— Exercise goal —
In the passage on the IPR Center, when was Operation In Our Sites set up?

— Page text —
------
It is clear that the IPR Center has a wide-ranging remit, one that allows it to tackle individuals and organisations far beyond US borders. This extensive influence has attracted controversy and claims of bullying tactics, particularly in the case of O’Dwyer, a 23-year-old student at Sheffield University in the UK. Barnett, however, rejects the criticism and defends the work of those working at the centre’s base in Arlington, Virginia.

“These multilateral investigations are absolutely attacking criminal enterprises. But— and it’s somewhat understandable—for whatever reason, they don’t get the attention that you might get for arresting an individual running a number of piracy sites earning hundreds of thousands of pounds a year,” he says.

To support his assertions, Barnett details the centre’s achievements and the challenges it faces. From October 2010 to October 2011, Homeland Security Investigations—a division of ICE— made 8,556 ‘seizures’, valued at $483 million. A seizure can constitute one counterfeit handbag, for example, or a 40-feet long sea container storing a huge number of goods.

Although border seizures have risen by 40 percent this year, officers must inspect an increasing number of small parcels. However, these parcels may only contain one or two goods, compared to 10,000 items on board a sea container.


“You either have to flood these facilities with inspectors, incur the cost and basically shut down commerce—which we cannot do—or you have to think ‘where is the choke point that will have some earlier impact on the sale of counterfeit goods?’,” he says. As a result, officials have altered their tactics and are trying to block counterfeit sales by strangling their sources: Internet websites. This approach is embodied by Operation In Our Sites, perhaps the most controversial initiative associated with the IPR Center.

Set up in June 2010, the operation targets websites that distribute counterfeit goods or facilitate online piracy. ICE has so far seized 748 domains— one of which includes O’Dwyer’s TvShack—and typically swoops every few months to surprise website owners.

It is perhaps best known for targeting websites on ‘cyber Monday’: the Monday following the US Thanksgiving public holiday, believed to be the biggest US retail shopping day of the year. “For any criminal enterprise, when you take away one of their best business days, you are disrupting their ability to earn a criminal profit,” Barnett says.
------
— Given information —

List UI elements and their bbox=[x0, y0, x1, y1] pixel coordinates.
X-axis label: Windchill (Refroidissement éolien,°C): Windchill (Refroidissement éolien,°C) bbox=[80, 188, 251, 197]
------
— Finished task —
June 2010